┌──

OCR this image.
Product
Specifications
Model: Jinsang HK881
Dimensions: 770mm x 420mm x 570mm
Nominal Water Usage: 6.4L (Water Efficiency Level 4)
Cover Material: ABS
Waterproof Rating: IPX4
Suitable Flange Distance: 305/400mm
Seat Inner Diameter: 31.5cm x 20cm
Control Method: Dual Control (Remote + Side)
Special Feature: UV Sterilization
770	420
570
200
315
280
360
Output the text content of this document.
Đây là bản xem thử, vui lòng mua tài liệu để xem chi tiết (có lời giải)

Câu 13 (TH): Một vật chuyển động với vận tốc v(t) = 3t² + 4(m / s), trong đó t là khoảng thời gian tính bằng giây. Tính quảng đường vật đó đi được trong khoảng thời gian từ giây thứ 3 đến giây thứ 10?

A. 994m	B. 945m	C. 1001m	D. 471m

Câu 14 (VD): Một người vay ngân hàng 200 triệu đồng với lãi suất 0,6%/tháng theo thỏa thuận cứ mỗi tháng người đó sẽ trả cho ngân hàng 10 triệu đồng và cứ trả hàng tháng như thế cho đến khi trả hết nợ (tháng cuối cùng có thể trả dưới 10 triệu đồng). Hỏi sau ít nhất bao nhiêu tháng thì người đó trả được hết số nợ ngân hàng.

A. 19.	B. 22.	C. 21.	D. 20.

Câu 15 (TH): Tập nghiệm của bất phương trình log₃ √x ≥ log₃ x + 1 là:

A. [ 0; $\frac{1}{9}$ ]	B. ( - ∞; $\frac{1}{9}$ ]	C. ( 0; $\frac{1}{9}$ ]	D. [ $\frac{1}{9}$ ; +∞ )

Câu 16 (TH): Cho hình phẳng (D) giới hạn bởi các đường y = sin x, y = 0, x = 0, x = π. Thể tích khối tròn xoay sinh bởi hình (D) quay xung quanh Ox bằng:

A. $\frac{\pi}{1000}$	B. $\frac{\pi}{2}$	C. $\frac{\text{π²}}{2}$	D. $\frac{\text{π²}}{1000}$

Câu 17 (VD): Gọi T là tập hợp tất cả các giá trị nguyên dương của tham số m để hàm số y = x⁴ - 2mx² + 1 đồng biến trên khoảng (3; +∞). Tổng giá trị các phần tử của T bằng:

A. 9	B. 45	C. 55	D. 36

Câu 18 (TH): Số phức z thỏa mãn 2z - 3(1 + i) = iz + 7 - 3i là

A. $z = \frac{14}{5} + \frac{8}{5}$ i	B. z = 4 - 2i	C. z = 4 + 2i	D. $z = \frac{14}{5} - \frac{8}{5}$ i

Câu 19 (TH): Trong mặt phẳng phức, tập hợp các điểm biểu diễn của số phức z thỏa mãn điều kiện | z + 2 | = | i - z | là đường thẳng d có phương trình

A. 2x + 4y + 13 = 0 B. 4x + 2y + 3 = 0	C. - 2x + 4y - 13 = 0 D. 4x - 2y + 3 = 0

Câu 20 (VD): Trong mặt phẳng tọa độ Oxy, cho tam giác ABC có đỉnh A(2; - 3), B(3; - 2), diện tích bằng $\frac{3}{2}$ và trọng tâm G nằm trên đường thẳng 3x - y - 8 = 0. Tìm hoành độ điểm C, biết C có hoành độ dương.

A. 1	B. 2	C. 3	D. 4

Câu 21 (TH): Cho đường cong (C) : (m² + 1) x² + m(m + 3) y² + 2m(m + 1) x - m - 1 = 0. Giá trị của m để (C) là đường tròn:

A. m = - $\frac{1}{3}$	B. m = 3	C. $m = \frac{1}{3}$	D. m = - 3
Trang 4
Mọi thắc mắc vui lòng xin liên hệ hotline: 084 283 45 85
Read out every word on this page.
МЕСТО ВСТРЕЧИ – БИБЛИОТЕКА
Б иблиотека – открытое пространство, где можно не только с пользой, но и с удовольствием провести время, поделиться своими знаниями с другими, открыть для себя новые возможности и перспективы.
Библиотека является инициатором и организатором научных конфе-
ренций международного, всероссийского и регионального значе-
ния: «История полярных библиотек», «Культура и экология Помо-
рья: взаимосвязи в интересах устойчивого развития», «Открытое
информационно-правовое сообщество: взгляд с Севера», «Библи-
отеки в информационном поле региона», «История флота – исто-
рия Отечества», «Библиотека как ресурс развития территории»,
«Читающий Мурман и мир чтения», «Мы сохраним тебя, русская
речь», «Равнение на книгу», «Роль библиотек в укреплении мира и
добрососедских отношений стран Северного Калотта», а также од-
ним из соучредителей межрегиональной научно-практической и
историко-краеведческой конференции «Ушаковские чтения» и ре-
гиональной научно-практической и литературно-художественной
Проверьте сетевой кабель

└──

Find the word "tròn" in the entries above and gather every line that holds it.

- TASK RESPONSE:
Câu 16 (TH): Cho hình phẳng (D) giới hạn bởi các đường y = sin x, y = 0, x = 0, x = π. Thể tích khối tròn xoay sinh bởi hình (D) quay xung quanh Ox bằng:
Câu 21 (TH): Cho đường cong (C) : (m² + 1) x² + m(m + 3) y² + 2m(m + 1) x - m - 1 = 0. Giá trị của m để (C) là đường tròn:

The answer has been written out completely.